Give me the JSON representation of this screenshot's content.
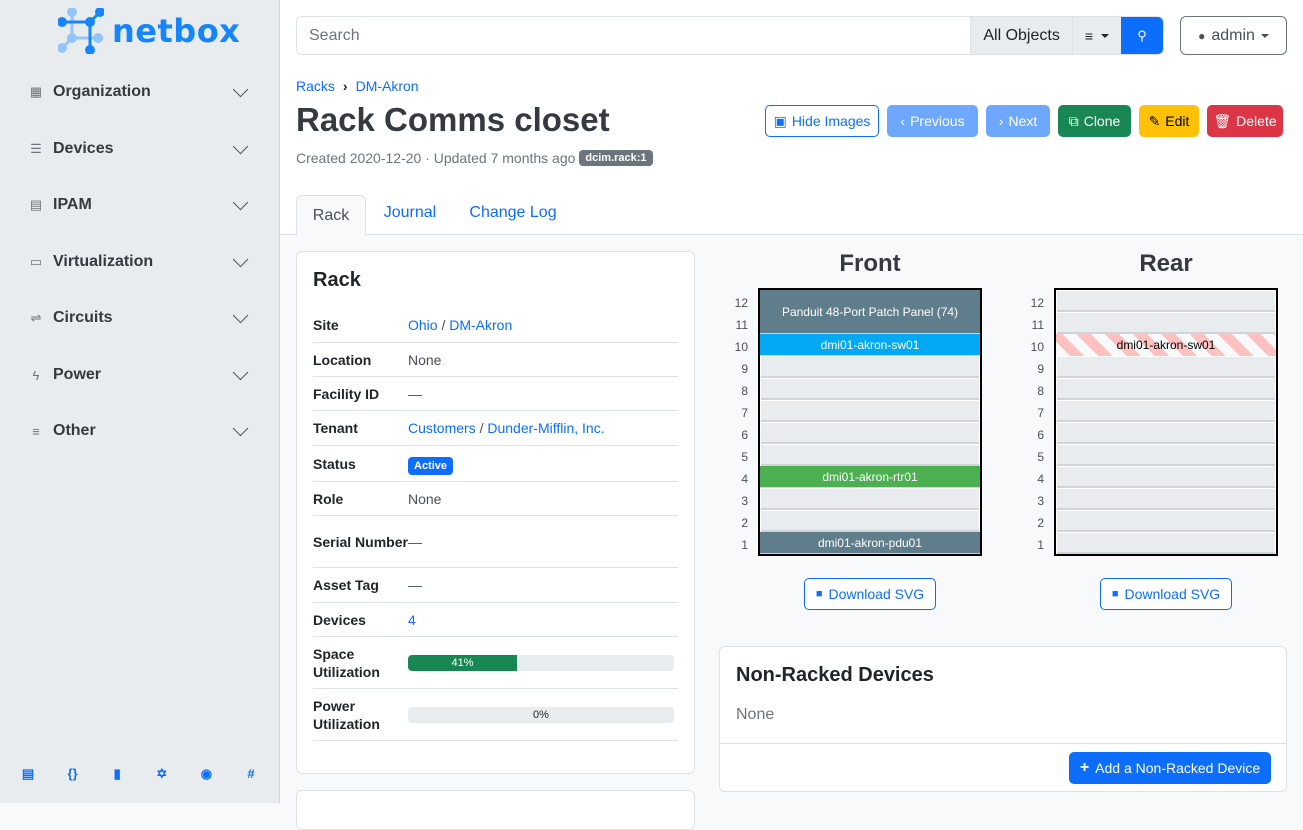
{
  "brand": {
    "name": "netbox",
    "color": "#1685fc"
  },
  "sidebar": {
    "items": [
      {
        "label": "Organization",
        "icon": "domain-icon"
      },
      {
        "label": "Devices",
        "icon": "server-icon"
      },
      {
        "label": "IPAM",
        "icon": "counter-icon"
      },
      {
        "label": "Virtualization",
        "icon": "monitor-icon"
      },
      {
        "label": "Circuits",
        "icon": "transit-icon"
      },
      {
        "label": "Power",
        "icon": "flash-icon"
      },
      {
        "label": "Other",
        "icon": "notes-icon"
      }
    ],
    "footer": [
      "docs-icon",
      "api-icon",
      "book-icon",
      "graphql-icon",
      "github-icon",
      "slack-icon"
    ]
  },
  "search": {
    "placeholder": "Search",
    "scope": "All Objects"
  },
  "user": {
    "name": "admin"
  },
  "breadcrumb": [
    "Racks",
    "DM-Akron"
  ],
  "title": "Rack Comms closet",
  "meta": {
    "text": "Created 2020-12-20 · Updated 7 months ago",
    "tag": "dcim.rack:1"
  },
  "actions": {
    "hide_images": "Hide Images",
    "previous": "Previous",
    "next": "Next",
    "clone": "Clone",
    "edit": "Edit",
    "delete": "Delete"
  },
  "tabs": [
    "Rack",
    "Journal",
    "Change Log"
  ],
  "rack_card": {
    "title": "Rack",
    "site": {
      "label": "Site",
      "region": "Ohio",
      "site": "DM-Akron"
    },
    "location": {
      "label": "Location",
      "value": "None"
    },
    "facility": {
      "label": "Facility ID",
      "value": "—"
    },
    "tenant": {
      "label": "Tenant",
      "group": "Customers",
      "tenant": "Dunder-Mifflin, Inc."
    },
    "status": {
      "label": "Status",
      "value": "Active"
    },
    "role": {
      "label": "Role",
      "value": "None"
    },
    "serial": {
      "label": "Serial Number",
      "value": "—"
    },
    "asset": {
      "label": "Asset Tag",
      "value": "—"
    },
    "devices": {
      "label": "Devices",
      "value": "4"
    },
    "space": {
      "label": "Space Utilization",
      "percent": 41,
      "text": "41%"
    },
    "power": {
      "label": "Power Utilization",
      "percent": 0,
      "text": "0%"
    }
  },
  "elevation": {
    "front_title": "Front",
    "rear_title": "Rear",
    "download": "Download SVG",
    "units": [
      "12",
      "11",
      "10",
      "9",
      "8",
      "7",
      "6",
      "5",
      "4",
      "3",
      "2",
      "1"
    ],
    "front": [
      {
        "name": "Panduit 48-Port Patch Panel (74)",
        "top": 12,
        "height": 2,
        "color": "#607d8b"
      },
      {
        "name": "dmi01-akron-sw01",
        "top": 10,
        "height": 1,
        "color": "#03a9f4"
      },
      {
        "name": "dmi01-akron-rtr01",
        "top": 4,
        "height": 1,
        "color": "#4caf50"
      },
      {
        "name": "dmi01-akron-pdu01",
        "top": 1,
        "height": 1,
        "color": "#607d8b"
      }
    ],
    "rear": [
      {
        "name": "dmi01-akron-sw01",
        "top": 10,
        "height": 1,
        "color": "striped"
      }
    ]
  },
  "non_racked": {
    "title": "Non-Racked Devices",
    "value": "None",
    "add": "Add a Non-Racked Device"
  }
}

= = = =

Written problem
Each entry should be repeated exactly as it appears; the pictures stay out.

Response to the task
Give me the JSON representation of this screenshot's content.
{
  "brand": {
    "name": "netbox",
    "color": "#1685fc"
  },
  "sidebar": {
    "items": [
      {
        "label": "Organization",
        "icon": "domain-icon"
      },
      {
        "label": "Devices",
        "icon": "server-icon"
      },
      {
        "label": "IPAM",
        "icon": "counter-icon"
      },
      {
        "label": "Virtualization",
        "icon": "monitor-icon"
      },
      {
        "label": "Circuits",
        "icon": "transit-icon"
      },
      {
        "label": "Power",
        "icon": "flash-icon"
      },
      {
        "label": "Other",
        "icon": "notes-icon"
      }
    ],
    "footer": [
      "docs-icon",
      "api-icon",
      "book-icon",
      "graphql-icon",
      "github-icon",
      "slack-icon"
    ]
  },
  "search": {
    "placeholder": "Search",
    "scope": "All Objects"
  },
  "user": {
    "name": "admin"
  },
  "breadcrumb": [
    "Racks",
    "DM-Akron"
  ],
  "title": "Rack Comms closet",
  "meta": {
    "text": "Created 2020-12-20 · Updated 7 months ago",
    "tag": "dcim.rack:1"
  },
  "actions": {
    "hide_images": "Hide Images",
    "previous": "Previous",
    "next": "Next",
    "clone": "Clone",
    "edit": "Edit",
    "delete": "Delete"
  },
  "tabs": [
    "Rack",
    "Journal",
    "Change Log"
  ],
  "rack_card": {
    "title": "Rack",
    "site": {
      "label": "Site",
      "region": "Ohio",
      "site": "DM-Akron"
    },
    "location": {
      "label": "Location",
      "value": "None"
    },
    "facility": {
      "label": "Facility ID",
      "value": "—"
    },
    "tenant": {
      "label": "Tenant",
      "group": "Customers",
      "tenant": "Dunder-Mifflin, Inc."
    },
    "status": {
      "label": "Status",
      "value": "Active"
    },
    "role": {
      "label": "Role",
      "value": "None"
    },
    "serial": {
      "label": "Serial Number",
      "value": "—"
    },
    "asset": {
      "label": "Asset Tag",
      "value": "—"
    },
    "devices": {
      "label": "Devices",
      "value": "4"
    },
    "space": {
      "label": "Space Utilization",
      "percent": 41,
      "text": "41%"
    },
    "power": {
      "label": "Power Utilization",
      "percent": 0,
      "text": "0%"
    }
  },
  "elevation": {
    "front_title": "Front",
    "rear_title": "Rear",
    "download": "Download SVG",
    "units": [
      "12",
      "11",
      "10",
      "9",
      "8",
      "7",
      "6",
      "5",
      "4",
      "3",
      "2",
      "1"
    ],
    "front": [
      {
        "name": "Panduit 48-Port Patch Panel (74)",
        "top": 12,
        "height": 2,
        "color": "#607d8b"
      },
      {
        "name": "dmi01-akron-sw01",
        "top": 10,
        "height": 1,
        "color": "#03a9f4"
      },
      {
        "name": "dmi01-akron-rtr01",
        "top": 4,
        "height": 1,
        "color": "#4caf50"
      },
      {
        "name": "dmi01-akron-pdu01",
        "top": 1,
        "height": 1,
        "color": "#607d8b"
      }
    ],
    "rear": [
      {
        "name": "dmi01-akron-sw01",
        "top": 10,
        "height": 1,
        "color": "striped"
      }
    ]
  },
  "non_racked": {
    "title": "Non-Racked Devices",
    "value": "None",
    "add": "Add a Non-Racked Device"
  }
}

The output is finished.